◆ **AIM**: The listing must be reproduced in full, exactly as it stands.

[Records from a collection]
____
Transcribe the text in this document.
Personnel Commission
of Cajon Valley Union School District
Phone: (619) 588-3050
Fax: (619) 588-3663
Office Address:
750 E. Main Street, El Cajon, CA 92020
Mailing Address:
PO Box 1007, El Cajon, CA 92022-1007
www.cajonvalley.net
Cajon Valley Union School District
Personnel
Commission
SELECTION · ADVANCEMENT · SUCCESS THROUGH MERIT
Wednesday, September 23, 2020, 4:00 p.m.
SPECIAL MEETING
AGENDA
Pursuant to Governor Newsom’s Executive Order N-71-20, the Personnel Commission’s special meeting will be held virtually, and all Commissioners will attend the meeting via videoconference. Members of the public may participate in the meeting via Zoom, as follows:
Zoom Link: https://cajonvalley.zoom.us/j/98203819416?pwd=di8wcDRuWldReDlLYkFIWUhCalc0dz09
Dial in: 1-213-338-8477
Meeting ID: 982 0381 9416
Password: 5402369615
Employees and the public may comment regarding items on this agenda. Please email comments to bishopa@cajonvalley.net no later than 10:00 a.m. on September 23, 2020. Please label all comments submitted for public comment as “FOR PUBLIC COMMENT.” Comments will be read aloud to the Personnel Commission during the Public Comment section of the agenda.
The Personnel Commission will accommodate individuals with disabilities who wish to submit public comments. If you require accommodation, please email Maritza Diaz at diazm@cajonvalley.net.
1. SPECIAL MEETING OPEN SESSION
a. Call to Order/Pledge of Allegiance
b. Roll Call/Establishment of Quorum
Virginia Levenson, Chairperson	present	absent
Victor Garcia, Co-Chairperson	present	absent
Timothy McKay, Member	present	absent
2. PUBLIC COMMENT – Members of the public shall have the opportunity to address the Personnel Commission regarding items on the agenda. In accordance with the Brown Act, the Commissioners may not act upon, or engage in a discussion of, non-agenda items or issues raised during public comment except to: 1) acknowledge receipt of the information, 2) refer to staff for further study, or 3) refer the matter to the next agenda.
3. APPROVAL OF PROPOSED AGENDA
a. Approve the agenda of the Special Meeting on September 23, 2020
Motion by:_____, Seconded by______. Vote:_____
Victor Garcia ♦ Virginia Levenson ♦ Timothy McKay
____
◆ **RESPONSE TO THE EXERCISE**:
Transcribe the text in this document.
Personnel Commission
of Cajon Valley Union School District
Phone: (619) 588-3050
Fax: (619) 588-3663
Office Address:
750 E. Main Street, El Cajon, CA 92020
Mailing Address:
PO Box 1007, El Cajon, CA 92022-1007
www.cajonvalley.net
Cajon Valley Union School District
Personnel
Commission
SELECTION · ADVANCEMENT · SUCCESS THROUGH MERIT
Wednesday, September 23, 2020, 4:00 p.m.
SPECIAL MEETING
AGENDA
Pursuant to Governor Newsom’s Executive Order N-71-20, the Personnel Commission’s special meeting will be held virtually, and all Commissioners will attend the meeting via videoconference. Members of the public may participate in the meeting via Zoom, as follows:
Zoom Link: https://cajonvalley.zoom.us/j/98203819416?pwd=di8wcDRuWldReDlLYkFIWUhCalc0dz09
Dial in: 1-213-338-8477
Meeting ID: 982 0381 9416
Password: 5402369615
Employees and the public may comment regarding items on this agenda. Please email comments to bishopa@cajonvalley.net no later than 10:00 a.m. on September 23, 2020. Please label all comments submitted for public comment as “FOR PUBLIC COMMENT.” Comments will be read aloud to the Personnel Commission during the Public Comment section of the agenda.
The Personnel Commission will accommodate individuals with disabilities who wish to submit public comments. If you require accommodation, please email Maritza Diaz at diazm@cajonvalley.net.
1. SPECIAL MEETING OPEN SESSION
a. Call to Order/Pledge of Allegiance
b. Roll Call/Establishment of Quorum
Virginia Levenson, Chairperson	present	absent
Victor Garcia, Co-Chairperson	present	absent
Timothy McKay, Member	present	absent
2. PUBLIC COMMENT – Members of the public shall have the opportunity to address the Personnel Commission regarding items on the agenda. In accordance with the Brown Act, the Commissioners may not act upon, or engage in a discussion of, non-agenda items or issues raised during public comment except to: 1) acknowledge receipt of the information, 2) refer to staff for further study, or 3) refer the matter to the next agenda.
3. APPROVAL OF PROPOSED AGENDA
a. Approve the agenda of the Special Meeting on September 23, 2020
Motion by:_____, Seconded by______. Vote:_____
Victor Garcia ♦ Virginia Levenson ♦ Timothy McKay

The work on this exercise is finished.